Tanta hubo de ser la fama de este suceso, que muy luego ocupóla pluma de los trovadores, como puede verse en el siguiente romance de Sepúlveda[5]:
Ellos con grandes poderes
con el Mudafar venían
contra Almucanis, el rey
que pechero[6] es de Castilla.
El Cid, cuando aquesto supo,
mucho pesado le había,
enviárales sus cartas,
y en ellas así decia:
"que non vengan con su gente
«contra el reino de Sevilla,
«que es pechero al rey Alfonso,
“con quien amistad tenia:
»y si lo quieren facer,
»que su rey ayudaría
»a Almucanis su vasallo,
“que otra cosa no pedía."
Recibido han las cartas,
mas en nada las tenían:
entran por tierras del rey,
del rey moro de Sevilla,
quemando van y estragando
fasta Cabra, aquesa villa.
El Cid, cuando aquesto supo,
contra ellos se partía:
moros llevaba consigo,
cristianos los que podía.
Las huestes se habian juntado,
el Cid mataba y heria:
muy reñida es la batalla,
durado ha casi un día,
fasta que venciera el Cid
y en huida los ponía.
- A caballeros cristianos
el buen Cid muchos prendía,
de moros non había cuenta
los que cautivado había.
Tres días tuviera presos
los cristianos que vencía;
volvióse con gran despojo
a Sevilla, dó partía:
Almucanis dio las parias,
y a Castilla se volvía.
Mucho plugo al rey Alfonso
de lo que el Cid fecho había,
y de aquel día adelante
al Cid, Campeador decían.
(Semanario pintoresco español. 17/10/1841, n.º 42
Añade más la tradición vulgar: y es, que antes de darse la batalla, asentó el Cid sus reales, orillas del río Cabra, por bajo de la torre y villa de Monterique o Monturque[7], cosa de un cuarto de legua de la actual población, en un campo situado al nordeste, al cual domina el elevado peñasco que apellidan, Piedra del Cid Campeador, cuyo diseño ofrecemos al público.
Qué fundamento tenga esta voz bien se deduce de la antigüedad del nombre, de la exacta conformidad entre el sitio que describe el romance y la situación topográfica de la piedra, su forma y otras circunstancias: pues del lado que mira al pueblo se halla tajada perpendicularmente desde su base hasta su cima, descubriendo una superficie plana de cerca de treinta varas de anchura, y su color rojizo interrumpido por las huellas de la humedad que se nota en los intermedios de los quince agujeros practicados en la parte alga de esta superficie o frente, revelan la antigua existencia de un campamento militar, la dirección que hubo de tener la techumbre y colocación provisional del maderaje que la sustentaba.

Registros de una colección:
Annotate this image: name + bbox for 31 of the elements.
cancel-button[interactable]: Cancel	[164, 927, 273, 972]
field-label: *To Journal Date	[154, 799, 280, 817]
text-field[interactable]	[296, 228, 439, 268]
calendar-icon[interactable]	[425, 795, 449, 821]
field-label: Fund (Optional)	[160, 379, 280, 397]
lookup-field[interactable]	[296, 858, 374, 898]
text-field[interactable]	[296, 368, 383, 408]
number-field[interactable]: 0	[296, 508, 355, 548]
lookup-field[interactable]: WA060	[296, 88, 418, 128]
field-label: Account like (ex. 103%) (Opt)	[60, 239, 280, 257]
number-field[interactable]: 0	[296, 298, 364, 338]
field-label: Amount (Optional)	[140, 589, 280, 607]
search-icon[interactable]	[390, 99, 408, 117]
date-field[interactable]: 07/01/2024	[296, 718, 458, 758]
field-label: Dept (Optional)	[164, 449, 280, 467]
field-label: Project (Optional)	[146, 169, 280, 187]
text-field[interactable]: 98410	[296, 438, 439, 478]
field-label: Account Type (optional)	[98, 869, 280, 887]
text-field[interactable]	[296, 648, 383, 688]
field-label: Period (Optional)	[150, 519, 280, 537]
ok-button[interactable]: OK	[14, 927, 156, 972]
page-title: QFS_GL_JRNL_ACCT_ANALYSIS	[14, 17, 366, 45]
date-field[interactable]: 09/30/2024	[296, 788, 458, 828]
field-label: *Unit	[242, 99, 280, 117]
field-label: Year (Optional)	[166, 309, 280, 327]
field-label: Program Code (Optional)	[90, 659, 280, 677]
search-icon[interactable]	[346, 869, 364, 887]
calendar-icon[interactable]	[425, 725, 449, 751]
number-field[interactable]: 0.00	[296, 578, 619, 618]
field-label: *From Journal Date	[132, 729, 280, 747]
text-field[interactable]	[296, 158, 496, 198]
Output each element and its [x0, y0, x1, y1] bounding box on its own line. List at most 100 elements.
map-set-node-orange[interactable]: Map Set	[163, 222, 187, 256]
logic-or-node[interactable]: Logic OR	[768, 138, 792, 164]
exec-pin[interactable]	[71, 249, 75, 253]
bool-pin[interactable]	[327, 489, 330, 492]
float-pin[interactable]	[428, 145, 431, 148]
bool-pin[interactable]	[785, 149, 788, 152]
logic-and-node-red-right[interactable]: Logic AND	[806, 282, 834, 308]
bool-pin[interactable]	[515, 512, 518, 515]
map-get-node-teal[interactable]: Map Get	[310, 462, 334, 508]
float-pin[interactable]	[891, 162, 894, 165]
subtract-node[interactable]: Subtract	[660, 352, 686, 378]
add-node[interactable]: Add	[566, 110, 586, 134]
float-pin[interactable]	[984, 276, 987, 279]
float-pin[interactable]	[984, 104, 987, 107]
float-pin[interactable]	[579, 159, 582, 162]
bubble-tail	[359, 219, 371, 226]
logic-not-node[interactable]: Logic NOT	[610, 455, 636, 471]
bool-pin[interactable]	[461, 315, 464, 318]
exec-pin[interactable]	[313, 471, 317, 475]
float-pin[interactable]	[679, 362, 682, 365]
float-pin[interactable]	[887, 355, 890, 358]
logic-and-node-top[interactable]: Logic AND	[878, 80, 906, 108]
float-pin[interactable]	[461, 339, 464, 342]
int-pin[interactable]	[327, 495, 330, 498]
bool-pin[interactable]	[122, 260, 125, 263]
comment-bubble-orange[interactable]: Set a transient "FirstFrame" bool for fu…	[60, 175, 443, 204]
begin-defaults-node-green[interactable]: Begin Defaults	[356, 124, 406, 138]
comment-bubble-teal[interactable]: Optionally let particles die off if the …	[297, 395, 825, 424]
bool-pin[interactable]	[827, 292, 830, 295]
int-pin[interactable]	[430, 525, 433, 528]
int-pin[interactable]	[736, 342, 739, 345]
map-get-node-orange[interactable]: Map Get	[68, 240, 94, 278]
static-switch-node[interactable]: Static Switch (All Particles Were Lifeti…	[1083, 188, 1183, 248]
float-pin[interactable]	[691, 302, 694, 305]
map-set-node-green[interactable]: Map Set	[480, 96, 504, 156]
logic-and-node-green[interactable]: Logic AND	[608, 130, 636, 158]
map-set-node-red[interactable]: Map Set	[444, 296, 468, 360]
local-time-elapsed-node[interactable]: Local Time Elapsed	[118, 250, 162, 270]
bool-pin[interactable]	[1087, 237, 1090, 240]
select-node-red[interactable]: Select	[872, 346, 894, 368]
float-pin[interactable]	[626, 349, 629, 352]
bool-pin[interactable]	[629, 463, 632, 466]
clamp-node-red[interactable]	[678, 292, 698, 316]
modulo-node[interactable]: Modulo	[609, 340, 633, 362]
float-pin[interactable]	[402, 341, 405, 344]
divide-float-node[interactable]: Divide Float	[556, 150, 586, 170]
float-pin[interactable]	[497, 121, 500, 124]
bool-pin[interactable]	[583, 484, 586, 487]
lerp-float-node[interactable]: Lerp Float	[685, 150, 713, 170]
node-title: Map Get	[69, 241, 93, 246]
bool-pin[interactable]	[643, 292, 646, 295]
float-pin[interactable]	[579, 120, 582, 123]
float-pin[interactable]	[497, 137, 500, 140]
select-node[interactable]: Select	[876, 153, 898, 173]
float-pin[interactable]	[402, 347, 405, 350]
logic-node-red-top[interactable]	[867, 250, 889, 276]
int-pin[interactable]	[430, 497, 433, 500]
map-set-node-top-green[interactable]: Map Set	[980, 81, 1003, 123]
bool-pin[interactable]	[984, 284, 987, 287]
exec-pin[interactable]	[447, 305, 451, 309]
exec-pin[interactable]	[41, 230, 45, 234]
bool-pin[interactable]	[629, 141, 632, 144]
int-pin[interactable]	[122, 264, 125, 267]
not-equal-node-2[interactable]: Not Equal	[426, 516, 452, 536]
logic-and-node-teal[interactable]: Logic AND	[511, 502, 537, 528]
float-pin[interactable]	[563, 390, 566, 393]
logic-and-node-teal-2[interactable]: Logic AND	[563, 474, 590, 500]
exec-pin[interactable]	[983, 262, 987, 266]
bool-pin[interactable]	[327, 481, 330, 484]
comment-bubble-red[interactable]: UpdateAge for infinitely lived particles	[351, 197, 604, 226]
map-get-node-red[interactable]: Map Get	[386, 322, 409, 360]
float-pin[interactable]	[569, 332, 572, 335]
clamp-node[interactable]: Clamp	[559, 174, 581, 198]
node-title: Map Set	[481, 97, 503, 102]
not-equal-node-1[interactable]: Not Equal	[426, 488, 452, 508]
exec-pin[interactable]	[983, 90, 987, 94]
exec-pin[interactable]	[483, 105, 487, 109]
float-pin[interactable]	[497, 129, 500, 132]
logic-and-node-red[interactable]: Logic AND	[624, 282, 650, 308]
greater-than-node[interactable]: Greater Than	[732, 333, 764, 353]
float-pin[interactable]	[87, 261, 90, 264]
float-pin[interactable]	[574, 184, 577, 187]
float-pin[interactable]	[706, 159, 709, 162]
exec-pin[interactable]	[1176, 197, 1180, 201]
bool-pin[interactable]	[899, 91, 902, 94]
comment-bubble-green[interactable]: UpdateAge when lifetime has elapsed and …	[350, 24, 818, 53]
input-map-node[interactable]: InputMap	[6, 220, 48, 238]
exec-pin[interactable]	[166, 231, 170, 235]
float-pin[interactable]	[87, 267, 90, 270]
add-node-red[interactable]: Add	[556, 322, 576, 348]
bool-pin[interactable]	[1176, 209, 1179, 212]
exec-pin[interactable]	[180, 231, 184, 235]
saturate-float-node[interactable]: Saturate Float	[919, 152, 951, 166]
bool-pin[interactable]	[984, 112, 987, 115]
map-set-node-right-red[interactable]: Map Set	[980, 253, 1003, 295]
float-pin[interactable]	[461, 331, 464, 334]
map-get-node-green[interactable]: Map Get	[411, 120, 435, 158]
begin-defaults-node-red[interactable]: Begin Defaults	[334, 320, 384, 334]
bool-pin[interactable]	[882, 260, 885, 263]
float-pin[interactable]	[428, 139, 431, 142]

TAREA ASIGNADA 1:
Responde, según el texto sobre la Piedra del Cid, estas preguntas:
(a) ¿Hasta qué villa llegaron quemando y estragando las tierras del rey moro de Sevilla?
(b) ¿Cuántos días tuvo presos el Cid a los cristianos que vencía?
(c) ¿Qué anchura aproximada tiene la superficie plana de la piedra?
TAREA ASIGNADA 2: Reproduce el fragmento del texto sobre la Piedra del Cid que empieza en las palabras "Tres días tuviera" y termina después de "ofrecemos al público.".

RESULTADO 1:
(a) Hasta Cabra.
(b) Tres días.
(c) Cerca de treinta varas.

RESULTADO 2:
Tres días tuviera presos
los cristianos que vencía;
volvióse con gran despojo
a Sevilla, dó partía:
Almucanis dio las parias,
y a Castilla se volvía.
Mucho plugo al rey Alfonso
de lo que el Cid fecho había,
y de aquel día adelante
al Cid, Campeador decían.
(Semanario pintoresco español. 17/10/1841, n.º 42
Añade más la tradición vulgar: y es, que antes de darse la batalla, asentó el Cid sus reales, orillas del río Cabra, por bajo de la torre y villa de Monterique o Monturque[7], cosa de un cuarto de legua de la actual población, en un campo situado al nordeste, al cual domina el elevado peñasco que apellidan, Piedra del Cid Campeador, cuyo diseño ofrecemos al público.